Description of the task> Look over the lines below. Report each one that includes the string "needed".
== == ==
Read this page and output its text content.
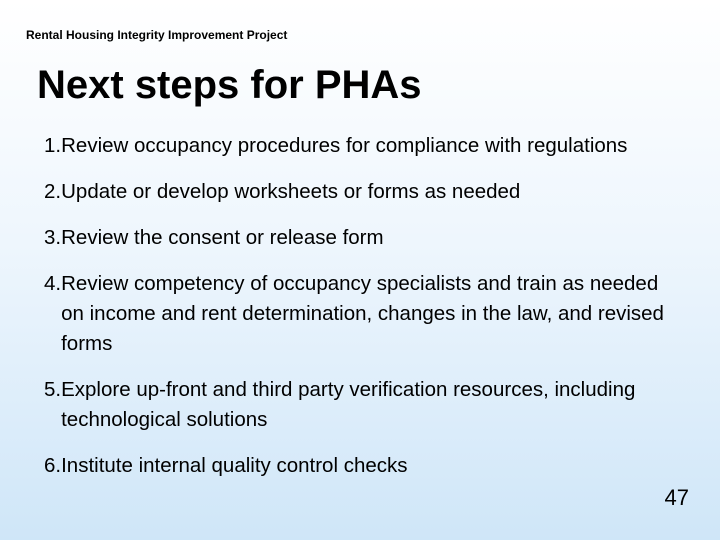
Rental Housing Integrity Improvement Project
Next steps for PHAs
1. Review occupancy procedures for compliance with regulations
2. Update or develop worksheets or forms as needed
3. Review the consent or release form
4. Review competency of occupancy specialists and train as needed on income and rent determination, changes in the law, and revised forms
5. Explore up-front and third party verification resources, including technological solutions
6. Institute internal quality control checks
47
== == ==
Reply to the task>
2. Update or develop worksheets or forms as needed
4. Review competency of occupancy specialists and train as needed on income and rent determination, changes in the law, and revised forms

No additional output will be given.